Task brief:
Your answer should be one number: how many lines of the data include the string "median"?

Raw records:
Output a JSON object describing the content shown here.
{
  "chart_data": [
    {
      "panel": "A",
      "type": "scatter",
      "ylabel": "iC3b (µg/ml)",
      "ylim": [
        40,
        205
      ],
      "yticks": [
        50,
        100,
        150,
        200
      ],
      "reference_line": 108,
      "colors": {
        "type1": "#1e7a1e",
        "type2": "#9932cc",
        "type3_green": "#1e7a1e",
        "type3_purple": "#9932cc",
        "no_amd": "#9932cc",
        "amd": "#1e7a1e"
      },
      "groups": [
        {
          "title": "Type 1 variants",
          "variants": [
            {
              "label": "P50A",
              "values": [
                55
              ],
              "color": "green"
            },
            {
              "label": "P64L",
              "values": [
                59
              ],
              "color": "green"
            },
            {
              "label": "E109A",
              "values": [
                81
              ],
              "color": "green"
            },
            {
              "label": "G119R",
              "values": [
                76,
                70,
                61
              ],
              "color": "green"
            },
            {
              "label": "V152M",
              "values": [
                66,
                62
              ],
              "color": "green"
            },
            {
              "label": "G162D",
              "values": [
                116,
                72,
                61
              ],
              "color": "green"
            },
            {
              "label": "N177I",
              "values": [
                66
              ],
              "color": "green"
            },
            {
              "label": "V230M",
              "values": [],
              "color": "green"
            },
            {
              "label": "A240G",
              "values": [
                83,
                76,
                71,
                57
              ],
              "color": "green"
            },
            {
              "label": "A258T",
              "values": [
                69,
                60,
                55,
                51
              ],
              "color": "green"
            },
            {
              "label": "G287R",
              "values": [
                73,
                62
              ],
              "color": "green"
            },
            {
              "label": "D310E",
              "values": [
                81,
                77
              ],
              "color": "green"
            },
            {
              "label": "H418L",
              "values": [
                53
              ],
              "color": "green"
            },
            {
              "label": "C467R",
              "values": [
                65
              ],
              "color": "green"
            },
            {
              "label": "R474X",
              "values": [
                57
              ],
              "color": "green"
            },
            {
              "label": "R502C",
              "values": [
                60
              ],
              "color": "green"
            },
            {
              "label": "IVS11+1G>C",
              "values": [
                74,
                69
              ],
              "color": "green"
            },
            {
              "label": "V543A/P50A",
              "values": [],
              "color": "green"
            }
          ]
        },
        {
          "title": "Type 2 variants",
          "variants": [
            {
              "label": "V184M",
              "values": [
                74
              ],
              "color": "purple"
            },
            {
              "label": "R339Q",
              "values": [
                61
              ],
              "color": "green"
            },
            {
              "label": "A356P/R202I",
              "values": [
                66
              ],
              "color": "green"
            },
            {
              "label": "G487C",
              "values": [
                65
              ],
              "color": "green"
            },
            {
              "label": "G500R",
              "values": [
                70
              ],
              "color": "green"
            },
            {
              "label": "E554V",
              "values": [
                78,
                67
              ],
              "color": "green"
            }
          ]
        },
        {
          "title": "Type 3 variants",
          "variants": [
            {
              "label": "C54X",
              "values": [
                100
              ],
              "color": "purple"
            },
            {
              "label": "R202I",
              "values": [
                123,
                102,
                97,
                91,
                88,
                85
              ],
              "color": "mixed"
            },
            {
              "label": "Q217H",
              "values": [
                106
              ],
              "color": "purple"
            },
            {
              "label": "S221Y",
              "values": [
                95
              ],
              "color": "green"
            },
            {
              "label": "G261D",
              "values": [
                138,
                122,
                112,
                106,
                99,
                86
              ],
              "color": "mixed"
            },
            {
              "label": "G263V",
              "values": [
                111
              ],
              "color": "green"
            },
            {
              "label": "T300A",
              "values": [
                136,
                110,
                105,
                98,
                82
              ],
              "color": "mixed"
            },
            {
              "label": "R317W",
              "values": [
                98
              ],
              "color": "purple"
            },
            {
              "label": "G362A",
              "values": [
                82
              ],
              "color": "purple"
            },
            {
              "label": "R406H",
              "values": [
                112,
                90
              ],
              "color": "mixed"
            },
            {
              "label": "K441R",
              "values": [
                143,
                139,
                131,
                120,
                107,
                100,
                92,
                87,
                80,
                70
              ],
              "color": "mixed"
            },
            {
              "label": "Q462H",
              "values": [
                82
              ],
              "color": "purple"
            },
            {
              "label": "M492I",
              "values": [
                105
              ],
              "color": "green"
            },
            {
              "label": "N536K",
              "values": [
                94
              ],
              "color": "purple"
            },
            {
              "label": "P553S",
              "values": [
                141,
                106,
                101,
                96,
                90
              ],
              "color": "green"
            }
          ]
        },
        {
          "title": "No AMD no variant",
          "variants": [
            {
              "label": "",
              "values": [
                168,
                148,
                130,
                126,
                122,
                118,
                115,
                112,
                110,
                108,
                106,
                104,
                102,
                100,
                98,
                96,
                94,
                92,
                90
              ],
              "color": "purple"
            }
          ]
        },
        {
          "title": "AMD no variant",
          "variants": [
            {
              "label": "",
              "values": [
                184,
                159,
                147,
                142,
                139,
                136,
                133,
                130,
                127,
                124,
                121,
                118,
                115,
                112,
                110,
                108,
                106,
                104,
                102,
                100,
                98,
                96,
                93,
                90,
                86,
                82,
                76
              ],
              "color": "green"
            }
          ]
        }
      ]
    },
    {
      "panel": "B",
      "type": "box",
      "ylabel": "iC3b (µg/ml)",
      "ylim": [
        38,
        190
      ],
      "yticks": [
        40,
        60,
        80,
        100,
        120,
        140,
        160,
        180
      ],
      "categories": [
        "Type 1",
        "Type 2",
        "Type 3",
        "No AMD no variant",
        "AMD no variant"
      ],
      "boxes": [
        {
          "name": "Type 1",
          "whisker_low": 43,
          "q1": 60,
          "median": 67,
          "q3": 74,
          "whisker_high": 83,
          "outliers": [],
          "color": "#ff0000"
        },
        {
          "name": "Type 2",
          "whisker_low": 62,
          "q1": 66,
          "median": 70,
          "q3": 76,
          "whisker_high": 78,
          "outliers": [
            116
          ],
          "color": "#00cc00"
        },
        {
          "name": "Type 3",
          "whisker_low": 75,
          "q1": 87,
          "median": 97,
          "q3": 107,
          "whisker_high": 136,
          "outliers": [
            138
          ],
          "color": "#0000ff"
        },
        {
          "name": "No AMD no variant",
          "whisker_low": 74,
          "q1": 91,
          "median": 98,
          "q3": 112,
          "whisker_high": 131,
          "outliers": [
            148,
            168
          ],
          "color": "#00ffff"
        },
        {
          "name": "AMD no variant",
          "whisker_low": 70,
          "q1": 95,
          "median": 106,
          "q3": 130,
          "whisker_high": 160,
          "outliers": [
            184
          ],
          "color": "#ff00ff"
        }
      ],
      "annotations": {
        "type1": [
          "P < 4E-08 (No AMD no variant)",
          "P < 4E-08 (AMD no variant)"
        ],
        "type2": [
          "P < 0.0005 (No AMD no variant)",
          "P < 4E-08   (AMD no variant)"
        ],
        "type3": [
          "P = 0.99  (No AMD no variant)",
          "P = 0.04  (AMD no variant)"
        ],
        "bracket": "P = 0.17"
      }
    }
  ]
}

Written solution:
5